**THE TASK**
Send back the records in full, character for character.

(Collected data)
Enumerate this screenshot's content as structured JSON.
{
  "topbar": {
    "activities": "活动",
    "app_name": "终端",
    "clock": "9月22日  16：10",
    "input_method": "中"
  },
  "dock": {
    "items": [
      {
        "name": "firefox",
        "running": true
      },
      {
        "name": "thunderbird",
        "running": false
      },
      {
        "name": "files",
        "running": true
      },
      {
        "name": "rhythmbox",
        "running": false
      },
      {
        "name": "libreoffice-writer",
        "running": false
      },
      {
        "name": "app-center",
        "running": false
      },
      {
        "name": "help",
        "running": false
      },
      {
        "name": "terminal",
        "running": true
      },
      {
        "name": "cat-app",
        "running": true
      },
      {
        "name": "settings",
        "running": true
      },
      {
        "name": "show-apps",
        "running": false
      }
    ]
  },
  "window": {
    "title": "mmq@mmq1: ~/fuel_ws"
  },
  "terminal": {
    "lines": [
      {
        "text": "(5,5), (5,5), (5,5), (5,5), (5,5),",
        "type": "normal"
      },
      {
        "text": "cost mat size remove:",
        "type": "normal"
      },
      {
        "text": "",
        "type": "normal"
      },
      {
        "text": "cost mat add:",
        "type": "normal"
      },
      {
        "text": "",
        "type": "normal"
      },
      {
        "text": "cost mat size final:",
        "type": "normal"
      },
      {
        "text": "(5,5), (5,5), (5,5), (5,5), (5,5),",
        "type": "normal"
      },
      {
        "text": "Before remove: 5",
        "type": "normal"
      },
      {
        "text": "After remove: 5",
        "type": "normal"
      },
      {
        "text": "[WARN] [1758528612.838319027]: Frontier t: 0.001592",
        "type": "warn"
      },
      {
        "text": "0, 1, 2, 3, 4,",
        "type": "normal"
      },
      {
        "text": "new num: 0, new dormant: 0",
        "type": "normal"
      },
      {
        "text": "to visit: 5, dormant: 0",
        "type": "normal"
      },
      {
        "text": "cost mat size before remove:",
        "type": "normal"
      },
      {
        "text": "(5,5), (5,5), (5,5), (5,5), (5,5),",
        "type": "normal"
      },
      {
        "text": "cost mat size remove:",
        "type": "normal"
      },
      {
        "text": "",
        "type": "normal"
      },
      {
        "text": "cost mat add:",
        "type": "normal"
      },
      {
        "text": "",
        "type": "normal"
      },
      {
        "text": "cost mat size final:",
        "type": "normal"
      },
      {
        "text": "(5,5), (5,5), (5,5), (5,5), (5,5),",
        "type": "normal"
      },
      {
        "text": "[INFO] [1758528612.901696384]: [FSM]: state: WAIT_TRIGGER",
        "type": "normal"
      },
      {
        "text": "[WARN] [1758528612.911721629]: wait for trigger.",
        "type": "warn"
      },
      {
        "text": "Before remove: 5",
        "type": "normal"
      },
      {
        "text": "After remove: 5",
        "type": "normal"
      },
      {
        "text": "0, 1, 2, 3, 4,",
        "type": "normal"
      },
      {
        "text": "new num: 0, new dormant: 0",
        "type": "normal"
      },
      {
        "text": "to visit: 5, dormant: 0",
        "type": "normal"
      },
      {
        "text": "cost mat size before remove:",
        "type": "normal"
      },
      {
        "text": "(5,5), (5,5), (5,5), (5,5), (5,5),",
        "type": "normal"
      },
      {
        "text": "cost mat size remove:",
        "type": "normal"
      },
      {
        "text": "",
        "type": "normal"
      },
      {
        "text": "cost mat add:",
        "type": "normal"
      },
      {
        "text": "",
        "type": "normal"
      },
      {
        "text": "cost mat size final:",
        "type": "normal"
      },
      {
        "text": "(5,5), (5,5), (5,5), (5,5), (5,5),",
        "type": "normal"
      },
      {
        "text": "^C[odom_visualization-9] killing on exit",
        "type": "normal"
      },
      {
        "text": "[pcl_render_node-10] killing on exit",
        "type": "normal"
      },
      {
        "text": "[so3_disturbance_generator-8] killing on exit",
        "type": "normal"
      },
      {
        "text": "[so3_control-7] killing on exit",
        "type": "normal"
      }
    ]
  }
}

**FINAL RESULT**
Enumerate this screenshot's content as structured JSON.
{
  "topbar": {
    "activities": "活动",
    "app_name": "终端",
    "clock": "9月22日  16：10",
    "input_method": "中"
  },
  "dock": {
    "items": [
      {
        "name": "firefox",
        "running": true
      },
      {
        "name": "thunderbird",
        "running": false
      },
      {
        "name": "files",
        "running": true
      },
      {
        "name": "rhythmbox",
        "running": false
      },
      {
        "name": "libreoffice-writer",
        "running": false
      },
      {
        "name": "app-center",
        "running": false
      },
      {
        "name": "help",
        "running": false
      },
      {
        "name": "terminal",
        "running": true
      },
      {
        "name": "cat-app",
        "running": true
      },
      {
        "name": "settings",
        "running": true
      },
      {
        "name": "show-apps",
        "running": false
      }
    ]
  },
  "window": {
    "title": "mmq@mmq1: ~/fuel_ws"
  },
  "terminal": {
    "lines": [
      {
        "text": "(5,5), (5,5), (5,5), (5,5), (5,5),",
        "type": "normal"
      },
      {
        "text": "cost mat size remove:",
        "type": "normal"
      },
      {
        "text": "",
        "type": "normal"
      },
      {
        "text": "cost mat add:",
        "type": "normal"
      },
      {
        "text": "",
        "type": "normal"
      },
      {
        "text": "cost mat size final:",
        "type": "normal"
      },
      {
        "text": "(5,5), (5,5), (5,5), (5,5), (5,5),",
        "type": "normal"
      },
      {
        "text": "Before remove: 5",
        "type": "normal"
      },
      {
        "text": "After remove: 5",
        "type": "normal"
      },
      {
        "text": "[WARN] [1758528612.838319027]: Frontier t: 0.001592",
        "type": "warn"
      },
      {
        "text": "0, 1, 2, 3, 4,",
        "type": "normal"
      },
      {
        "text": "new num: 0, new dormant: 0",
        "type": "normal"
      },
      {
        "text": "to visit: 5, dormant: 0",
        "type": "normal"
      },
      {
        "text": "cost mat size before remove:",
        "type": "normal"
      },
      {
        "text": "(5,5), (5,5), (5,5), (5,5), (5,5),",
        "type": "normal"
      },
      {
        "text": "cost mat size remove:",
        "type": "normal"
      },
      {
        "text": "",
        "type": "normal"
      },
      {
        "text": "cost mat add:",
        "type": "normal"
      },
      {
        "text": "",
        "type": "normal"
      },
      {
        "text": "cost mat size final:",
        "type": "normal"
      },
      {
        "text": "(5,5), (5,5), (5,5), (5,5), (5,5),",
        "type": "normal"
      },
      {
        "text": "[INFO] [1758528612.901696384]: [FSM]: state: WAIT_TRIGGER",
        "type": "normal"
      },
      {
        "text": "[WARN] [1758528612.911721629]: wait for trigger.",
        "type": "warn"
      },
      {
        "text": "Before remove: 5",
        "type": "normal"
      },
      {
        "text": "After remove: 5",
        "type": "normal"
      },
      {
        "text": "0, 1, 2, 3, 4,",
        "type": "normal"
      },
      {
        "text": "new num: 0, new dormant: 0",
        "type": "normal"
      },
      {
        "text": "to visit: 5, dormant: 0",
        "type": "normal"
      },
      {
        "text": "cost mat size before remove:",
        "type": "normal"
      },
      {
        "text": "(5,5), (5,5), (5,5), (5,5), (5,5),",
        "type": "normal"
      },
      {
        "text": "cost mat size remove:",
        "type": "normal"
      },
      {
        "text": "",
        "type": "normal"
      },
      {
        "text": "cost mat add:",
        "type": "normal"
      },
      {
        "text": "",
        "type": "normal"
      },
      {
        "text": "cost mat size final:",
        "type": "normal"
      },
      {
        "text": "(5,5), (5,5), (5,5), (5,5), (5,5),",
        "type": "normal"
      },
      {
        "text": "^C[odom_visualization-9] killing on exit",
        "type": "normal"
      },
      {
        "text": "[pcl_render_node-10] killing on exit",
        "type": "normal"
      },
      {
        "text": "[so3_disturbance_generator-8] killing on exit",
        "type": "normal"
      },
      {
        "text": "[so3_control-7] killing on exit",
        "type": "normal"
      }
    ]
  }
}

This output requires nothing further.